SET OF TASKS ▸
1: In the text about browser markets, what share of the desktop market do the top three browsers capture when combined?
2: Continue the text about browsers and the mobile era from where it stops.

TEXT FOR ANALYSIS ▸
April 2011 article in the McKinsey Quarterly about the promise of HTML5.
Remember the early days of the Internet when Microsoft stole the browser market from Netscape? For designers and IT shops, there was a silver lining – market dominance by Microsoft Internet Explorer (IE) simplified the Internet development process. By coding and testing on IE (essentially one browser platform), you were covering nearly all, if not all, your end users.
Even with the surge in popularity of FireFox, Google Chrome and Apple/Mac Safari, Microsoft still commands the largest share of the desktop browser market (See related article at ZDNet, 2 March 2011 – click on the graph below). And, if you combine the top three browsers for your design and development efforts you capture 89% of the desktop market.
Enter the mobile era. Gone are the days of one browser platform, or for that matter three or four browsers. Mobile changes everything. And as a result, the whole design, development and content management processes for deploying applications to the Web – desktop and mobile – are in complete disarray. For example, the tools to launch an application on the iPhone are different from doing so on an Android or Blackberry.

GIVEN DATA ▸
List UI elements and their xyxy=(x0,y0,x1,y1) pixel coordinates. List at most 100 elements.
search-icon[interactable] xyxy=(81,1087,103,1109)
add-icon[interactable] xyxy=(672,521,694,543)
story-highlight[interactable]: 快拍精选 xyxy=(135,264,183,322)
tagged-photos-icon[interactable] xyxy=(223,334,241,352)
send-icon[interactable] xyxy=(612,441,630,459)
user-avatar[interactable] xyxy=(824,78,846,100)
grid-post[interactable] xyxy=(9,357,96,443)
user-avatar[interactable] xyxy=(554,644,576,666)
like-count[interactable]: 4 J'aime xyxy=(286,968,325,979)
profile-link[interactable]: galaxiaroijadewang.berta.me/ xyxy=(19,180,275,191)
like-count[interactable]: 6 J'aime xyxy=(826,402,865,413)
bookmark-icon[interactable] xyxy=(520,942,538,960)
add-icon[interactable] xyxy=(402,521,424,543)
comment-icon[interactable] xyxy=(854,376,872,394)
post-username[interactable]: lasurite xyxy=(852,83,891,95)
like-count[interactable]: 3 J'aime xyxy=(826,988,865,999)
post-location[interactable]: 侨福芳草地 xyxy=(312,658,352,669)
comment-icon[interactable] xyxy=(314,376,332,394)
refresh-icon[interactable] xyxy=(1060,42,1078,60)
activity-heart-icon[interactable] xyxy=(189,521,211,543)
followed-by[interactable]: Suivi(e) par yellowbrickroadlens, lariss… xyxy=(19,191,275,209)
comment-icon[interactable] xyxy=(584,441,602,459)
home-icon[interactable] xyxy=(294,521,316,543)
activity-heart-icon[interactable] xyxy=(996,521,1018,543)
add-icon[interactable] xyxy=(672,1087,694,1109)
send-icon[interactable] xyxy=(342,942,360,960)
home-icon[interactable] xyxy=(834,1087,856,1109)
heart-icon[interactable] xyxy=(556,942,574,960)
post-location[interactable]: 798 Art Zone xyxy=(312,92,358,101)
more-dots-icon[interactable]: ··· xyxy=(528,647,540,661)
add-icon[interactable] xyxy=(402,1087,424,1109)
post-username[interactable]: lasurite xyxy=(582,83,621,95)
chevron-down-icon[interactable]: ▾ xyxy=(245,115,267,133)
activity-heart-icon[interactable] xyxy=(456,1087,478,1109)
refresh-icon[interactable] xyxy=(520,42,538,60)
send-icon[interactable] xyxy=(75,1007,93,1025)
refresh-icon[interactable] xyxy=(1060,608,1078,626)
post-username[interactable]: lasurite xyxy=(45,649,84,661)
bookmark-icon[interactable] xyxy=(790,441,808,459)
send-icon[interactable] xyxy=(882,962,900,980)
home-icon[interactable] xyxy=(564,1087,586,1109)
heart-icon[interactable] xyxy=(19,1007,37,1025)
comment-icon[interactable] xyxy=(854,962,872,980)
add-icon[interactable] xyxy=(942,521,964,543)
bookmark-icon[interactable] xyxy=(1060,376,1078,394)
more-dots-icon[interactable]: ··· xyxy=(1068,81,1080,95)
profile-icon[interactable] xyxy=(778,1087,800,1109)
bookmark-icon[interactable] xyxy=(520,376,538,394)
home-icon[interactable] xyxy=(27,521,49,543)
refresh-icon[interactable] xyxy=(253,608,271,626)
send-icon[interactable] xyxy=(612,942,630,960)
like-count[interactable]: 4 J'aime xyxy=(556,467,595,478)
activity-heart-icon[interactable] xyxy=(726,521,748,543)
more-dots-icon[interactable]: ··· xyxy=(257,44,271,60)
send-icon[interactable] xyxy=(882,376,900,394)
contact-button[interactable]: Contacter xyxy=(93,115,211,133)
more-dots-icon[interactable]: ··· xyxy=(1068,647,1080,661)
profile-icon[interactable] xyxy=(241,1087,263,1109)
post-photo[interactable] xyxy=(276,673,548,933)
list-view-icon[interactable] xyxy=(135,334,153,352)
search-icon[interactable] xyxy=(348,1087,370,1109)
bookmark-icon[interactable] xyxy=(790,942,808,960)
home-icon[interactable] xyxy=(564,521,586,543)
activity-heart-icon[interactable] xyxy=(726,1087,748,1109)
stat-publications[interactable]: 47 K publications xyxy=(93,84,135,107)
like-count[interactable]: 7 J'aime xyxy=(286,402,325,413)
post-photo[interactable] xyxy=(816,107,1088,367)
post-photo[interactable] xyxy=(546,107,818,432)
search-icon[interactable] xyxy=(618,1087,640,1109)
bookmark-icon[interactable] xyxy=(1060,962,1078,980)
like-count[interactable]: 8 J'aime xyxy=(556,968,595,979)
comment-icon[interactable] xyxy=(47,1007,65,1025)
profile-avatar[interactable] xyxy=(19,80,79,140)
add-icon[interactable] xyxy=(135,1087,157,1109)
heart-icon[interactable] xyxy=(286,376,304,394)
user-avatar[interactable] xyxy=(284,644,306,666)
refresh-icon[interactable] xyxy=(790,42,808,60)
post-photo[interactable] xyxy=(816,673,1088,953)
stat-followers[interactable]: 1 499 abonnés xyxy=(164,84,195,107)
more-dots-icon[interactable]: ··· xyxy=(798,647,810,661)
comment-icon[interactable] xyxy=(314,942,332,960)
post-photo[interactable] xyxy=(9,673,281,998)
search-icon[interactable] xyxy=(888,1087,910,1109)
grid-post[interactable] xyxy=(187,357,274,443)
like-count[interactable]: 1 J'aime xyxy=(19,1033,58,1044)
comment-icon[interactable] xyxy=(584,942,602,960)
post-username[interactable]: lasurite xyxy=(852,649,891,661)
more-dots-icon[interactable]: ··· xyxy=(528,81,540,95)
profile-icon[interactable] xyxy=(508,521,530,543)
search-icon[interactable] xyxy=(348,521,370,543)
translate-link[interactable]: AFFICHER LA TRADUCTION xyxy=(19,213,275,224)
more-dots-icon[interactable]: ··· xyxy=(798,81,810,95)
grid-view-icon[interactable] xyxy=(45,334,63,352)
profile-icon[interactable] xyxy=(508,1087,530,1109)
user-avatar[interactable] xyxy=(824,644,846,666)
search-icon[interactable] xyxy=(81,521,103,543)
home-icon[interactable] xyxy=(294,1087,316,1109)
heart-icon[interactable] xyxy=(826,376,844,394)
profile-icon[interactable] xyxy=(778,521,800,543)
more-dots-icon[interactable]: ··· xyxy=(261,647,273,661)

TASK-BY-TASK ANSWERS ▸
1: 89%

2:
Let say you have a retail store with a Web presence and want to launch a mobile site. Simply re-designing your site for a smaller screen size (mobile web browser) is not enough if you want to take advantage of certain features on smart phones or if you want to be in the Apple iTunes Store (a great place to help drive awareness of your brand). Given few options to cover the big three (iPhone, Android and Blackberry), most people target the iPhone due to its popularity and wow factor. Obviously that’s great for Apple fans but not so much for the Google fans and BlackBerry enterprise users out there. What is one to do?
As the McKinsey article states, HTML5, a relatively new Web programming standard, offers some hope to streamline design, development and content processes across many platforms – desktop, mobile and even tablets like the iPad. However, HTML5 is nascent and certainly no panacea.